> Stated problem:
Reproduce the listing verbatim, starting at its first line and ending with the line that contains "wind-barb <box>596 550 608 561</box>", including both of these lines.

Spatial annotation listing
>>>
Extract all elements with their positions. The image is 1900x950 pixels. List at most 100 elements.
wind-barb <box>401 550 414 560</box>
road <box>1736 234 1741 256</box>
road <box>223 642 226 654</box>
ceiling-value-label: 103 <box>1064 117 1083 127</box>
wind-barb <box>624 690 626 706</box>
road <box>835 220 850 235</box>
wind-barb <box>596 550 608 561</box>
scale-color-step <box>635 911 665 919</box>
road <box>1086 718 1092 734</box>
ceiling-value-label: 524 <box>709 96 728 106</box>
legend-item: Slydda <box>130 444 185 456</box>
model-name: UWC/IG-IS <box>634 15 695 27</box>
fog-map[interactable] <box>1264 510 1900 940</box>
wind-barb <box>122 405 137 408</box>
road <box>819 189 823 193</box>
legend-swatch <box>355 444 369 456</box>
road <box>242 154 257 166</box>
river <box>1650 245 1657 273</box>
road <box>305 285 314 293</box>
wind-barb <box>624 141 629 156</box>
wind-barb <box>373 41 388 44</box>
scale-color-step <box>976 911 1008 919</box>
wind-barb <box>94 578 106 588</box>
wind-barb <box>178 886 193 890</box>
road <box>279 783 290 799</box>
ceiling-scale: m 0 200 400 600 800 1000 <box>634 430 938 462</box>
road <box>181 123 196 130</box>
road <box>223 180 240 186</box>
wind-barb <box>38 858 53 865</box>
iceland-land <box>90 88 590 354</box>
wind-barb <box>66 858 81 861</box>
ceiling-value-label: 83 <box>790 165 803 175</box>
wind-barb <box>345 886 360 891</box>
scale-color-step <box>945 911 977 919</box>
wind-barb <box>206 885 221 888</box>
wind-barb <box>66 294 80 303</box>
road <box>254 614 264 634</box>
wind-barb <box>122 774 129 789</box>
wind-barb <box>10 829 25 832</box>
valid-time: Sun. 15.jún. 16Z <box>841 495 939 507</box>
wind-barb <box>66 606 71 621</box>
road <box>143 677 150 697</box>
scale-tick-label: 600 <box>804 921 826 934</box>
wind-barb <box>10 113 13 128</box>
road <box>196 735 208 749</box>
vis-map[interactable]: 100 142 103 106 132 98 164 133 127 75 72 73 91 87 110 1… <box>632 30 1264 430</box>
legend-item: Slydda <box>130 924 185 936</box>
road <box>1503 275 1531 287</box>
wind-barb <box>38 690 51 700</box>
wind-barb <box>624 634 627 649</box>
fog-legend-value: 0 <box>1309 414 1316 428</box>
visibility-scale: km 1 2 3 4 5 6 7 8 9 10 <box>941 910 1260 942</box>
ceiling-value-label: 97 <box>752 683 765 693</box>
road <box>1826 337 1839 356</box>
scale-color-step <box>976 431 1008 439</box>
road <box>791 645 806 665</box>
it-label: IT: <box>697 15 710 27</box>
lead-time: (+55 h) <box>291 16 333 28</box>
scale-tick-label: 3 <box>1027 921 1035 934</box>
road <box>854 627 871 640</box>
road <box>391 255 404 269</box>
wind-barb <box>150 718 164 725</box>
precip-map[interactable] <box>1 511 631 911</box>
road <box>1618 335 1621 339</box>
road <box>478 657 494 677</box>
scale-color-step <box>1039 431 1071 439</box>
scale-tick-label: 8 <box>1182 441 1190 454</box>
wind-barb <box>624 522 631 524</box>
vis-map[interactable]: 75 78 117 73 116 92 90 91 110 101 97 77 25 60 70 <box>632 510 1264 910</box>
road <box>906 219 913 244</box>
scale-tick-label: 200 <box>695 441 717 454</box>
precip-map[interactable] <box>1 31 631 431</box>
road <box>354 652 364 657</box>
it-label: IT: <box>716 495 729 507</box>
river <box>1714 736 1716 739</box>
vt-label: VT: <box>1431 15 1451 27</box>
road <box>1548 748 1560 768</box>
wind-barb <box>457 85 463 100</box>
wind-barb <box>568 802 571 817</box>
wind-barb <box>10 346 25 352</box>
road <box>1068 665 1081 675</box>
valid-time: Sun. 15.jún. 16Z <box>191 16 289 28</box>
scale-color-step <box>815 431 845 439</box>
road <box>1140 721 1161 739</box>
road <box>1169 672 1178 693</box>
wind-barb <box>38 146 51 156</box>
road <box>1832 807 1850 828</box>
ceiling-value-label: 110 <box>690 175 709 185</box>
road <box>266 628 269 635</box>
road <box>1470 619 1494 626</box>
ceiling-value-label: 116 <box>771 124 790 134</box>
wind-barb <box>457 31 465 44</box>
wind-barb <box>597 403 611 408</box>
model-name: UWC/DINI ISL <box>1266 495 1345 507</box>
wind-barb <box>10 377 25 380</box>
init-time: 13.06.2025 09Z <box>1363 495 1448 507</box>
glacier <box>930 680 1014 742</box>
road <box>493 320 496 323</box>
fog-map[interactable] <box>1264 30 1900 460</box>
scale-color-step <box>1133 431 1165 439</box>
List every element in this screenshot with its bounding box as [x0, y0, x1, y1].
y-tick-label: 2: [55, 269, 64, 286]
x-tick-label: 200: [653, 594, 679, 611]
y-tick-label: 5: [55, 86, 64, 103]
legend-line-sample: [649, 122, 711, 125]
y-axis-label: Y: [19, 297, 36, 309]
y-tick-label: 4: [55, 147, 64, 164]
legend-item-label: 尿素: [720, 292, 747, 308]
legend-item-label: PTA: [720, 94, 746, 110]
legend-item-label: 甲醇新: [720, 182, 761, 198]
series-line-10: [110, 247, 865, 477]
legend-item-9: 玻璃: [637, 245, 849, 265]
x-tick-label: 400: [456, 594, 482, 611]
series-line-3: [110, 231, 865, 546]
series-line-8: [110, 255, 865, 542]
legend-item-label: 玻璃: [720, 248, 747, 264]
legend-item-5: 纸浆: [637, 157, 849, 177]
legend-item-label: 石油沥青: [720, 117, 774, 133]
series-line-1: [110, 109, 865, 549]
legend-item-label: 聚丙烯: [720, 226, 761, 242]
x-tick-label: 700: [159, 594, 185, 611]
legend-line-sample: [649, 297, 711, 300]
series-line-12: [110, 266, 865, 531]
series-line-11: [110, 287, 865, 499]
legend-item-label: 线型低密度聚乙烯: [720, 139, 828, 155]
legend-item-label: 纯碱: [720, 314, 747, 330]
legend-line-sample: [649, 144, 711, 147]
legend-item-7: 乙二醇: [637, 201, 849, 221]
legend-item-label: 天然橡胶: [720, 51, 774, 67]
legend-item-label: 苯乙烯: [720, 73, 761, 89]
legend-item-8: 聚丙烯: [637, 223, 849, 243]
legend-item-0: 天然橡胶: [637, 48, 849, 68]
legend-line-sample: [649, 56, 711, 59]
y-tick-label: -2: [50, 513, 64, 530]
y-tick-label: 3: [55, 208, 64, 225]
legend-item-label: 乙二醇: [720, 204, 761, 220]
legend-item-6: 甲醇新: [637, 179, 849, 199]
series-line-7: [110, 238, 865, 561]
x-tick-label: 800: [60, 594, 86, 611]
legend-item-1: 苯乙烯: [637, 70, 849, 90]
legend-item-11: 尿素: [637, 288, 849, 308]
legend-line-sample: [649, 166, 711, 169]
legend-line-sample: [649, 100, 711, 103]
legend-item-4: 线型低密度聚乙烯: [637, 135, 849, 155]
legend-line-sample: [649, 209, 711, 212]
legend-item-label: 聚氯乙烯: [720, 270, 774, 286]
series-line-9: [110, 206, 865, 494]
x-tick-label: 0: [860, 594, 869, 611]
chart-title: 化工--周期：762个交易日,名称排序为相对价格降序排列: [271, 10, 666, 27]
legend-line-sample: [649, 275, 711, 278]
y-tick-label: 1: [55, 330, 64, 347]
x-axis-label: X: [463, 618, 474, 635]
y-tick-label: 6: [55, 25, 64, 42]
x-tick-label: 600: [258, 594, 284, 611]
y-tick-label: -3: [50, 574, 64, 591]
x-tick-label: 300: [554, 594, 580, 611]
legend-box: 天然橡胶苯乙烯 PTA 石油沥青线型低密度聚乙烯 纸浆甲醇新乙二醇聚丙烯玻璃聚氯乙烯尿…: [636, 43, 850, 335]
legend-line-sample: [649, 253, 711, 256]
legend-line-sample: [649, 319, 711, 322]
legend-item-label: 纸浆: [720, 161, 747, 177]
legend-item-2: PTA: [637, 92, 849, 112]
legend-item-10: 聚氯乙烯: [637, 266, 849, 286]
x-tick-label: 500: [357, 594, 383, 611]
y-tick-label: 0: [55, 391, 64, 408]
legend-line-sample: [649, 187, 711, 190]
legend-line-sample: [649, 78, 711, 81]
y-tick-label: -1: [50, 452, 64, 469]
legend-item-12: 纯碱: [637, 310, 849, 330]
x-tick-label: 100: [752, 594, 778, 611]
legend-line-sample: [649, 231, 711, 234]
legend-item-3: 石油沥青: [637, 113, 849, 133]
<<<
> The completed task:
Extract all elements with their positions. The image is 1900x950 pixels. List at most 100 elements.
wind-barb <box>401 550 414 560</box>
road <box>1736 234 1741 256</box>
road <box>223 642 226 654</box>
ceiling-value-label: 103 <box>1064 117 1083 127</box>
wind-barb <box>624 690 626 706</box>
road <box>835 220 850 235</box>
wind-barb <box>596 550 608 561</box>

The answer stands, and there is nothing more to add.